Note how many lines in the entries contain the string "Bidang", then give that number and nothing else.

....

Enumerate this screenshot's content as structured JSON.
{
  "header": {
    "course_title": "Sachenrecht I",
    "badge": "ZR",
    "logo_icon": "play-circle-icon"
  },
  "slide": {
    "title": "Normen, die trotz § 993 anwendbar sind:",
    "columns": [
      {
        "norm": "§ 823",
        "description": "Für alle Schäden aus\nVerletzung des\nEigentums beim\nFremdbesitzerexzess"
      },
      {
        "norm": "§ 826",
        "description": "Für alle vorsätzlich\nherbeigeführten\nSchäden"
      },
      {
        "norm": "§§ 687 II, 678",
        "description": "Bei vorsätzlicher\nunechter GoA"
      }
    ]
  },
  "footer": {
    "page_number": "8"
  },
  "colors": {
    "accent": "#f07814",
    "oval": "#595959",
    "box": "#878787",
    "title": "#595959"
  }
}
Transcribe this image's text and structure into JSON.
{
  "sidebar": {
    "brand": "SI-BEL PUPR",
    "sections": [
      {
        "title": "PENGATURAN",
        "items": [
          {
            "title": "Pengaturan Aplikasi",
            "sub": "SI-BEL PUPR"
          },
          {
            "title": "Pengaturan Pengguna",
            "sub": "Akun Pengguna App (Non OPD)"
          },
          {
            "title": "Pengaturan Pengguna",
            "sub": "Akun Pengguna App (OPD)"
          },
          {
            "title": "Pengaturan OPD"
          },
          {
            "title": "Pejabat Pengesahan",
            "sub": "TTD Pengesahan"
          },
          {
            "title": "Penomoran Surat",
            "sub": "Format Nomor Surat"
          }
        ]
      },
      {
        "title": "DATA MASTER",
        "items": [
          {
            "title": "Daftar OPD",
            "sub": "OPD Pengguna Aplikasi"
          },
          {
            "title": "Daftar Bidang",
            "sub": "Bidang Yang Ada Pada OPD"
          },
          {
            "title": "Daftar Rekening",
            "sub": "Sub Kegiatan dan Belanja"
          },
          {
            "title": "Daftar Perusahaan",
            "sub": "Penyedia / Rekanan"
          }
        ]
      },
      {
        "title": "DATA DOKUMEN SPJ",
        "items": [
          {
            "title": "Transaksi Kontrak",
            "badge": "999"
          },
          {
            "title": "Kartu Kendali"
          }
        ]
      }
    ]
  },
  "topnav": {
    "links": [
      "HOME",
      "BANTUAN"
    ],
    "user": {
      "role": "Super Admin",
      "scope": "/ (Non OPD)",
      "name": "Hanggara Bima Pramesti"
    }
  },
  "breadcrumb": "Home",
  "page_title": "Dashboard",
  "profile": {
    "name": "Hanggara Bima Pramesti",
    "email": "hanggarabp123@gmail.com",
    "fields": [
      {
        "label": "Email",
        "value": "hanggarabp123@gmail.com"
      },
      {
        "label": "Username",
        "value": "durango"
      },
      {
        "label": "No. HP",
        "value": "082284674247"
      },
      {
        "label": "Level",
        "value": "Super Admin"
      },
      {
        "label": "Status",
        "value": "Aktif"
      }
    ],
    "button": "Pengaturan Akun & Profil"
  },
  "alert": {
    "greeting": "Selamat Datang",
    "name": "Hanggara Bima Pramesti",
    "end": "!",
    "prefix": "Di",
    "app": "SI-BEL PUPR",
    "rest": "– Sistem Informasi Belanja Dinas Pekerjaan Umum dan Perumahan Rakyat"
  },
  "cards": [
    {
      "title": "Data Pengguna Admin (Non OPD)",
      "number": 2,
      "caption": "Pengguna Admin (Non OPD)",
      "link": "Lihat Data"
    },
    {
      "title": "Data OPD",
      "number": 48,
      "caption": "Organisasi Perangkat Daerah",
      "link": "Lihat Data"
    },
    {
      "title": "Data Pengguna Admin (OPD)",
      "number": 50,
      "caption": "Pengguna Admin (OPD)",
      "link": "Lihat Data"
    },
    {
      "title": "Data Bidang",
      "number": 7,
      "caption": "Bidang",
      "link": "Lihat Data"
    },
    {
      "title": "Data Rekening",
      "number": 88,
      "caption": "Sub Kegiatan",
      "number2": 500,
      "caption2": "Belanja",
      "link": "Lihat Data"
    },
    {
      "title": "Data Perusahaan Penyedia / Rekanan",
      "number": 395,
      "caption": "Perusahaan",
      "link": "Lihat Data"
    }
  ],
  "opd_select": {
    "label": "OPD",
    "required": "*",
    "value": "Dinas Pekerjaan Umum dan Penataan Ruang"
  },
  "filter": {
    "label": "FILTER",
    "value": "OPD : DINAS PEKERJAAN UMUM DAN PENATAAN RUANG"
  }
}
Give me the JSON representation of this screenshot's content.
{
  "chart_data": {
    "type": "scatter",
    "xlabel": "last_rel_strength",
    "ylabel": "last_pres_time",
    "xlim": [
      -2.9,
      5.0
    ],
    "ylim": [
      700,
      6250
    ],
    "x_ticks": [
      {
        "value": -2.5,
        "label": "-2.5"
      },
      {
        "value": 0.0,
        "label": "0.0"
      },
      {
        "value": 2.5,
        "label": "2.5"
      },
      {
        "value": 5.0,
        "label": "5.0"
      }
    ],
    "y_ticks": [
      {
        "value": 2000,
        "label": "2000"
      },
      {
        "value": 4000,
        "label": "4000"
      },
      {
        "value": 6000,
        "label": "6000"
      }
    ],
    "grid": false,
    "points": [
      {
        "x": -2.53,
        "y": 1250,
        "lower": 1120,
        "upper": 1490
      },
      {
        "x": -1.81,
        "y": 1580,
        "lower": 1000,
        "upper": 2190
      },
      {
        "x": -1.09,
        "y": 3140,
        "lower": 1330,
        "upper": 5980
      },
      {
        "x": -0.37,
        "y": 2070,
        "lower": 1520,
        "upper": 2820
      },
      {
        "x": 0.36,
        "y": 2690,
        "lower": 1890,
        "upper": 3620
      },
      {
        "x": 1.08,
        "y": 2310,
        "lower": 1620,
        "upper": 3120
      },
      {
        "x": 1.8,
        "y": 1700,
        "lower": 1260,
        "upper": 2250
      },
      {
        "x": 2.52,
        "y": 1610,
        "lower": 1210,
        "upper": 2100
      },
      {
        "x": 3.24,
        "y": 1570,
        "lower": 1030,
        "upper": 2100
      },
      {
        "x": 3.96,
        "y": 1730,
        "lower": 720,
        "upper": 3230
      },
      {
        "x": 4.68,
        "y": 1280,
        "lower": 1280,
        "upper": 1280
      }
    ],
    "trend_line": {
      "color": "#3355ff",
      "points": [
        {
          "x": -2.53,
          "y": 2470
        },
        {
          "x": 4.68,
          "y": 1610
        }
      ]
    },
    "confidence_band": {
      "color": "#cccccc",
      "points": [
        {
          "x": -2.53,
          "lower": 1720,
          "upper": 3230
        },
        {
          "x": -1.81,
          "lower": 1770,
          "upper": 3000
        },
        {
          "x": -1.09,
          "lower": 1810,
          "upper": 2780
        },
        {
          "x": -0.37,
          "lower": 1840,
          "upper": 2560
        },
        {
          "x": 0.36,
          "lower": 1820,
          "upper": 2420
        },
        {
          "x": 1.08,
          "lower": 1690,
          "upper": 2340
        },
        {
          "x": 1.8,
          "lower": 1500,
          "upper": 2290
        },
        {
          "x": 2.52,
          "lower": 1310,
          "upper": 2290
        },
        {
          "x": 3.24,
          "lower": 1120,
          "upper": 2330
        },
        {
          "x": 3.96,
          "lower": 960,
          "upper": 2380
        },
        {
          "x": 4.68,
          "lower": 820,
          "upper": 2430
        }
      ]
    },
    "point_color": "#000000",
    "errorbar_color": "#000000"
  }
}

....

THE OUTPUT
4